• Task objective
Search the listing below for the string "Heller" and copy every line where it occurs.

* START Provided material *

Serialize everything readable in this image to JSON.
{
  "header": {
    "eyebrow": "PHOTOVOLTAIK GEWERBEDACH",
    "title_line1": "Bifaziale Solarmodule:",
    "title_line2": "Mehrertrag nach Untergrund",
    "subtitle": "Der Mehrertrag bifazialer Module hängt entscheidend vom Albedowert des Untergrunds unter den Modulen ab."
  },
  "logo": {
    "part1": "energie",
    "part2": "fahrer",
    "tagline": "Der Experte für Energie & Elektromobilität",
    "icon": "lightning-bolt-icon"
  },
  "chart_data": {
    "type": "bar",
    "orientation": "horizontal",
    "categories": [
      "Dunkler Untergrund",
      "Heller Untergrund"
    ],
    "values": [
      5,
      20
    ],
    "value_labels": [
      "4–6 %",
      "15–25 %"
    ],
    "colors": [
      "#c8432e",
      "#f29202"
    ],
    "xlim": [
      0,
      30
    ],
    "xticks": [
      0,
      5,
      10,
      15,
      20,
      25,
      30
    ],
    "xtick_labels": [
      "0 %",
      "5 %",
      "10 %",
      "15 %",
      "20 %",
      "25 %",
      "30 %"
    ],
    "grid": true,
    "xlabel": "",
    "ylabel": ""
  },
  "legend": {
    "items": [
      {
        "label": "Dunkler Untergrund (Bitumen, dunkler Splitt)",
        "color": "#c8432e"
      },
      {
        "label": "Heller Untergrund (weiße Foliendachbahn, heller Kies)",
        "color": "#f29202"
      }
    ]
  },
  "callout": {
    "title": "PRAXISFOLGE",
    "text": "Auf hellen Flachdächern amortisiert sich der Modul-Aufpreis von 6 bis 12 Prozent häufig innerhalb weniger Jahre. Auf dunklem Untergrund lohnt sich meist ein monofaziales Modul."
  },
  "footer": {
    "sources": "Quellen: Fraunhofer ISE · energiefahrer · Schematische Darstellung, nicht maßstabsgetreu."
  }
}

* END Provided material *

• Expected answer
      "Heller Untergrund"
        "label": "Heller Untergrund (weiße Foliendachbahn, heller Kies)",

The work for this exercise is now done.